Leaving out the pictures, retype all the material exactly.

** START **

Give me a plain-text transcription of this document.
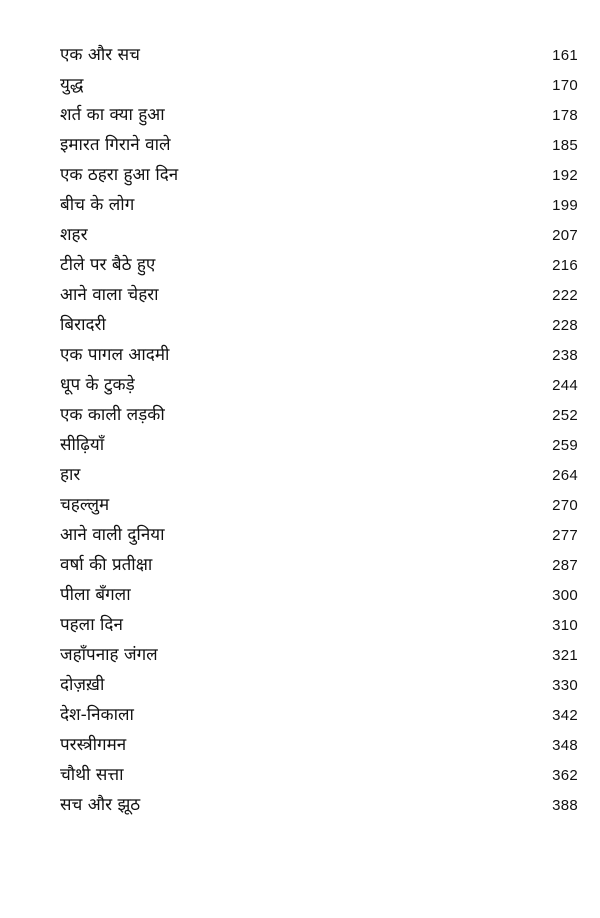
एक और सच	161
युद्ध	170
शर्त का क्या हुआ	178
इमारत गिराने वाले	185
एक ठहरा हुआ दिन	192
बीच के लोग	199
शहर	207
टीले पर बैठे हुए	216
आने वाला चेहरा	222
बिरादरी	228
एक पागल आदमी	238
धूप के टुकड़े	244
एक काली लड़की	252
सीढ़ियाँ	259
हार	264
चहल्लुम	270
आने वाली दुनिया	277
वर्षा की प्रतीक्षा	287
पीला बँगला	300
पहला दिन	310
जहाँपनाह जंगल	321
दोज़ख़ी	330
देश-निकाला	342
परस्त्रीगमन	348
चौथी सत्ता	362
सच और झूठ	388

** END **

◆ **IN RESPONSE**
Give me a plain-text transcription of this document.
एक और सच	161
युद्ध	170
शर्त का क्या हुआ	178
इमारत गिराने वाले	185
एक ठहरा हुआ दिन	192
बीच के लोग	199
शहर	207
टीले पर बैठे हुए	216
आने वाला चेहरा	222
बिरादरी	228
एक पागल आदमी	238
धूप के टुकड़े	244
एक काली लड़की	252
सीढ़ियाँ	259
हार	264
चहल्लुम	270
आने वाली दुनिया	277
वर्षा की प्रतीक्षा	287
पीला बँगला	300
पहला दिन	310
जहाँपनाह जंगल	321
दोज़ख़ी	330
देश-निकाला	342
परस्त्रीगमन	348
चौथी सत्ता	362
सच और झूठ	388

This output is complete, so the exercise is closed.